[Dataset rows of page text]
***
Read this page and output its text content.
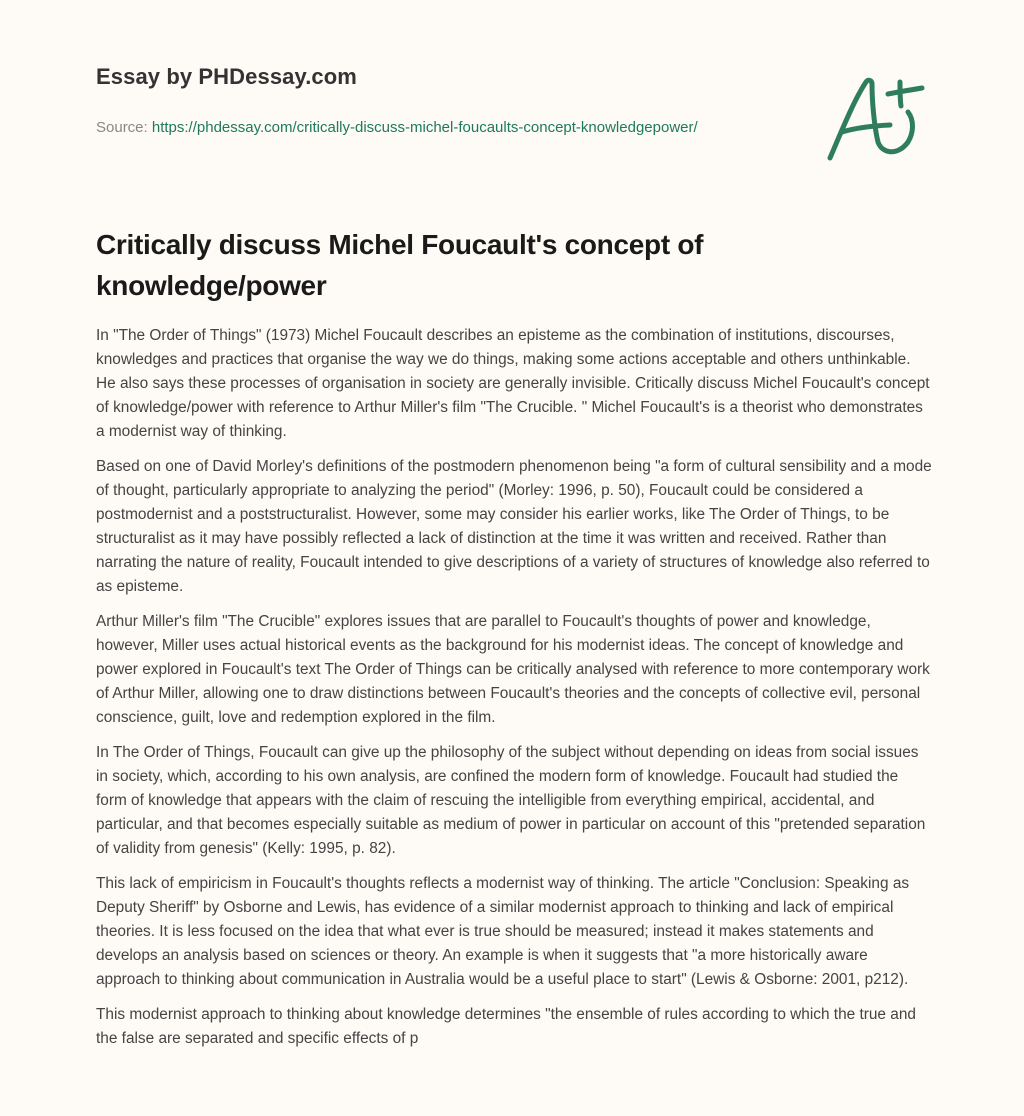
Essay by PHDessay.com
Source: https://phdessay.com/critically-discuss-michel-foucaults-concept-knowledgepower/
Critically discuss Michel Foucault's concept of knowledge/power

In "The Order of Things" (1973) Michel Foucault describes an episteme as the combination of institutions, discourses, knowledges and practices that organise the way we do things, making some actions acceptable and others unthinkable. He also says these processes of organisation in society are generally invisible. Critically discuss Michel Foucault's concept of knowledge/power with reference to Arthur Miller's film "The Crucible. " Michel Foucault's is a theorist who demonstrates a modernist way of thinking.

Based on one of David Morley's definitions of the postmodern phenomenon being "a form of cultural sensibility and a mode of thought, particularly appropriate to analyzing the period" (Morley: 1996, p. 50), Foucault could be considered a postmodernist and a poststructuralist. However, some may consider his earlier works, like The Order of Things, to be structuralist as it may have possibly reflected a lack of distinction at the time it was written and received. Rather than narrating the nature of reality, Foucault intended to give descriptions of a variety of structures of knowledge also referred to as episteme.

Arthur Miller's film "The Crucible" explores issues that are parallel to Foucault's thoughts of power and knowledge, however, Miller uses actual historical events as the background for his modernist ideas. The concept of knowledge and power explored in Foucault's text The Order of Things can be critically analysed with reference to more contemporary work of Arthur Miller, allowing one to draw distinctions between Foucault's theories and the concepts of collective evil, personal conscience, guilt, love and redemption explored in the film.

In The Order of Things, Foucault can give up the philosophy of the subject without depending on ideas from social issues in society, which, according to his own analysis, are confined the modern form of knowledge. Foucault had studied the form of knowledge that appears with the claim of rescuing the intelligible from everything empirical, accidental, and particular, and that becomes especially suitable as medium of power in particular on account of this "pretended separation of validity from genesis" (Kelly: 1995, p. 82).

This lack of empiricism in Foucault's thoughts reflects a modernist way of thinking. The article "Conclusion: Speaking as Deputy Sheriff" by Osborne and Lewis, has evidence of a similar modernist approach to thinking and lack of empirical theories. It is less focused on the idea that what ever is true should be measured; instead it makes statements and develops an analysis based on sciences or theory. An example is when it suggests that "a more historically aware approach to thinking about communication in Australia would be a useful place to start" (Lewis & Osborne: 2001, p212).

This modernist approach to thinking about knowledge determines "the ensemble of rules according to which the true and the false are separated and specific effects of p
***
* [THE TASK] In your answer, print the entries above exactly, with the pictures left out.

* [TASK ANSWER]
Read this page and output its text content.
Essay by PHDessay.com
Source: https://phdessay.com/critically-discuss-michel-foucaults-concept-knowledgepower/
Critically discuss Michel Foucault's concept of knowledge/power

In "The Order of Things" (1973) Michel Foucault describes an episteme as the combination of institutions, discourses, knowledges and practices that organise the way we do things, making some actions acceptable and others unthinkable. He also says these processes of organisation in society are generally invisible. Critically discuss Michel Foucault's concept of knowledge/power with reference to Arthur Miller's film "The Crucible. " Michel Foucault's is a theorist who demonstrates a modernist way of thinking.

Based on one of David Morley's definitions of the postmodern phenomenon being "a form of cultural sensibility and a mode of thought, particularly appropriate to analyzing the period" (Morley: 1996, p. 50), Foucault could be considered a postmodernist and a poststructuralist. However, some may consider his earlier works, like The Order of Things, to be structuralist as it may have possibly reflected a lack of distinction at the time it was written and received. Rather than narrating the nature of reality, Foucault intended to give descriptions of a variety of structures of knowledge also referred to as episteme.

Arthur Miller's film "The Crucible" explores issues that are parallel to Foucault's thoughts of power and knowledge, however, Miller uses actual historical events as the background for his modernist ideas. The concept of knowledge and power explored in Foucault's text The Order of Things can be critically analysed with reference to more contemporary work of Arthur Miller, allowing one to draw distinctions between Foucault's theories and the concepts of collective evil, personal conscience, guilt, love and redemption explored in the film.

In The Order of Things, Foucault can give up the philosophy of the subject without depending on ideas from social issues in society, which, according to his own analysis, are confined the modern form of knowledge. Foucault had studied the form of knowledge that appears with the claim of rescuing the intelligible from everything empirical, accidental, and particular, and that becomes especially suitable as medium of power in particular on account of this "pretended separation of validity from genesis" (Kelly: 1995, p. 82).

This lack of empiricism in Foucault's thoughts reflects a modernist way of thinking. The article "Conclusion: Speaking as Deputy Sheriff" by Osborne and Lewis, has evidence of a similar modernist approach to thinking and lack of empirical theories. It is less focused on the idea that what ever is true should be measured; instead it makes statements and develops an analysis based on sciences or theory. An example is when it suggests that "a more historically aware approach to thinking about communication in Australia would be a useful place to start" (Lewis & Osborne: 2001, p212).

This modernist approach to thinking about knowledge determines "the ensemble of rules according to which the true and the false are separated and specific effects of p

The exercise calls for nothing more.